* [AIM]
Select lines where the word "been" appears.

[Items from a dataset]
....

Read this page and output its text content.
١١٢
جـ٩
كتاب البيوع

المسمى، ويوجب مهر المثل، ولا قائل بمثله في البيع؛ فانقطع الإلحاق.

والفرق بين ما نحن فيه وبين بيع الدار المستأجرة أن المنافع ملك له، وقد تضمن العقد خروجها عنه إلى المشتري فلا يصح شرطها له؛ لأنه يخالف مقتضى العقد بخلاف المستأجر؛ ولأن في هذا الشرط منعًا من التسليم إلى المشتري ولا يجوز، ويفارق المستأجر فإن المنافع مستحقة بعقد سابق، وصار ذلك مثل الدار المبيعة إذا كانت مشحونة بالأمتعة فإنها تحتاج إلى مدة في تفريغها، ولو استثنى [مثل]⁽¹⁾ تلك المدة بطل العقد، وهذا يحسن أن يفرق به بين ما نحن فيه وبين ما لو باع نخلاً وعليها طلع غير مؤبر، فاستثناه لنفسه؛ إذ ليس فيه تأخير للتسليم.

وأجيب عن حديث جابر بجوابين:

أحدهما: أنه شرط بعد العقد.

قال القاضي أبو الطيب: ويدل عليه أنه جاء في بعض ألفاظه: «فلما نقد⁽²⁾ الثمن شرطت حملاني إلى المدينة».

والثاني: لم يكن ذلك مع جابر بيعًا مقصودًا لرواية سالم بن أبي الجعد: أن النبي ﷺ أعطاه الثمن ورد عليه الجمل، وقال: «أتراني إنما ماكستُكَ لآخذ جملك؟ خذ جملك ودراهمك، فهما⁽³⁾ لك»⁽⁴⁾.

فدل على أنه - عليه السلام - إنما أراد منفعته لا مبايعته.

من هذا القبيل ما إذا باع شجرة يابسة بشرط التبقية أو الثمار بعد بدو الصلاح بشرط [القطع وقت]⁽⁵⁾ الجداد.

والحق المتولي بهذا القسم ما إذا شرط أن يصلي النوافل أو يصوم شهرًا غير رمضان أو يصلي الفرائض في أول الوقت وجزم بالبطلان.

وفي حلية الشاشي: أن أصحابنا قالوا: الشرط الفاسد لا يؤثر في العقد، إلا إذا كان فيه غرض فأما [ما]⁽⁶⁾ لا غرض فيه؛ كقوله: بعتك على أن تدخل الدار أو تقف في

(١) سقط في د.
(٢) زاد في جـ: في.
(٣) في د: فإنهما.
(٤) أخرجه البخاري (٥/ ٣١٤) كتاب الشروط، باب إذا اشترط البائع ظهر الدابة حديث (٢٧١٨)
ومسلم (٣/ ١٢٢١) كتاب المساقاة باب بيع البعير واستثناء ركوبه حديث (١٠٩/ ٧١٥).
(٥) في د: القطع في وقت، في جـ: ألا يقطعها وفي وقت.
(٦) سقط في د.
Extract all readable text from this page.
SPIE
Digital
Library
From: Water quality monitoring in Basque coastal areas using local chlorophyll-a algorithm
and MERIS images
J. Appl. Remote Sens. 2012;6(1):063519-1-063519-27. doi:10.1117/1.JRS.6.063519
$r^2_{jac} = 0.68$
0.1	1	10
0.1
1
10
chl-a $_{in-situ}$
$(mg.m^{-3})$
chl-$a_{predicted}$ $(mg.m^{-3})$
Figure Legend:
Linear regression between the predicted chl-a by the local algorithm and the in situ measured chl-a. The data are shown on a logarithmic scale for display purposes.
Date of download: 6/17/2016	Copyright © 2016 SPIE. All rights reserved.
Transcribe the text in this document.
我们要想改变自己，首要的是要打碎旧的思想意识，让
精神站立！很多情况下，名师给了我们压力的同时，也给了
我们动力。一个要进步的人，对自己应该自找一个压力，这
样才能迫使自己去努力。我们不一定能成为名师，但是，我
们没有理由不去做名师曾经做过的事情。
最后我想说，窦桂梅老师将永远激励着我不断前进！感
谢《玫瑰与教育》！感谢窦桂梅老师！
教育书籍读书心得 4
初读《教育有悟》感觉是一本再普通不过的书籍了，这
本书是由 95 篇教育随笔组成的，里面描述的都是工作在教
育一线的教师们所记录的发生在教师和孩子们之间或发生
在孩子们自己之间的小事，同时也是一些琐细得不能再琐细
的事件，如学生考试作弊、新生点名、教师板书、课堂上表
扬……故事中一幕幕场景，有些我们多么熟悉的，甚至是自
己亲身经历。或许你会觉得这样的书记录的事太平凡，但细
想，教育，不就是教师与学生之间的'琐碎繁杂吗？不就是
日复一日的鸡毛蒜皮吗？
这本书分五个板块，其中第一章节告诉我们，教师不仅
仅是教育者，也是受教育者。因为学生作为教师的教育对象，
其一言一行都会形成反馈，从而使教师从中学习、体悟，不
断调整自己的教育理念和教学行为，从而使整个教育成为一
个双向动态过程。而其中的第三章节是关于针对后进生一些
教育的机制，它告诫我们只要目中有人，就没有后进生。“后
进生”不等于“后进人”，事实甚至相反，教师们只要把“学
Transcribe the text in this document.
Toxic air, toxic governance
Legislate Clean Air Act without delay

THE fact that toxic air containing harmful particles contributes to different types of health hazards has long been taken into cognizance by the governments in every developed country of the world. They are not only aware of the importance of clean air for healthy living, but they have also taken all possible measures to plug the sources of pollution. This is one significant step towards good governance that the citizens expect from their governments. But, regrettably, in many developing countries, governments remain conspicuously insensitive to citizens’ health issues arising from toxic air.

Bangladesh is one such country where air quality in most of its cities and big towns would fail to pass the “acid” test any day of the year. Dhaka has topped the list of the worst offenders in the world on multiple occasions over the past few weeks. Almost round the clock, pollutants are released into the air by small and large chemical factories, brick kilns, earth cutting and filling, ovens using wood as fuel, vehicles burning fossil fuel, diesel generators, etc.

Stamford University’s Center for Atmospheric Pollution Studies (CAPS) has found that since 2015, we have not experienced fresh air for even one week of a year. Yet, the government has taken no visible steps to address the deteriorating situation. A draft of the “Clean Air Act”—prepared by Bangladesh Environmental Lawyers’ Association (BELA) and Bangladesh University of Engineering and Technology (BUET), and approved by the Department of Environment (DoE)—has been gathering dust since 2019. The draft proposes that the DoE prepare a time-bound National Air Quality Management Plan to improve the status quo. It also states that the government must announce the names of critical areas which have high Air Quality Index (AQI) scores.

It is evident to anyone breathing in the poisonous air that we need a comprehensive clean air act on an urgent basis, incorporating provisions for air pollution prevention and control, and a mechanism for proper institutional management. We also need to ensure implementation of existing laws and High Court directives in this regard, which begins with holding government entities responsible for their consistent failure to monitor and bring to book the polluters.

....

* [OUTPUT FOR THIS EXERCISE]
THE fact that toxic air containing harmful particles contributes to different types of health hazards has long been taken into cognizance by the governments in every developed country of the world. They are not only aware of the importance of clean air for healthy living, but they have also taken all possible measures to plug the sources of pollution. This is one significant step towards good governance that the citizens expect from their governments. But, regrettably, in many developing countries, governments remain conspicuously insensitive to citizens’ health issues arising from toxic air.
Stamford University’s Center for Atmospheric Pollution Studies (CAPS) has found that since 2015, we have not experienced fresh air for even one week of a year. Yet, the government has taken no visible steps to address the deteriorating situation. A draft of the “Clean Air Act”—prepared by Bangladesh Environmental Lawyers’ Association (BELA) and Bangladesh University of Engineering and Technology (BUET), and approved by the Department of Environment (DoE)—has been gathering dust since 2019. The draft proposes that the DoE prepare a time-bound National Air Quality Management Plan to improve the status quo. It also states that the government must announce the names of critical areas which have high Air Quality Index (AQI) scores.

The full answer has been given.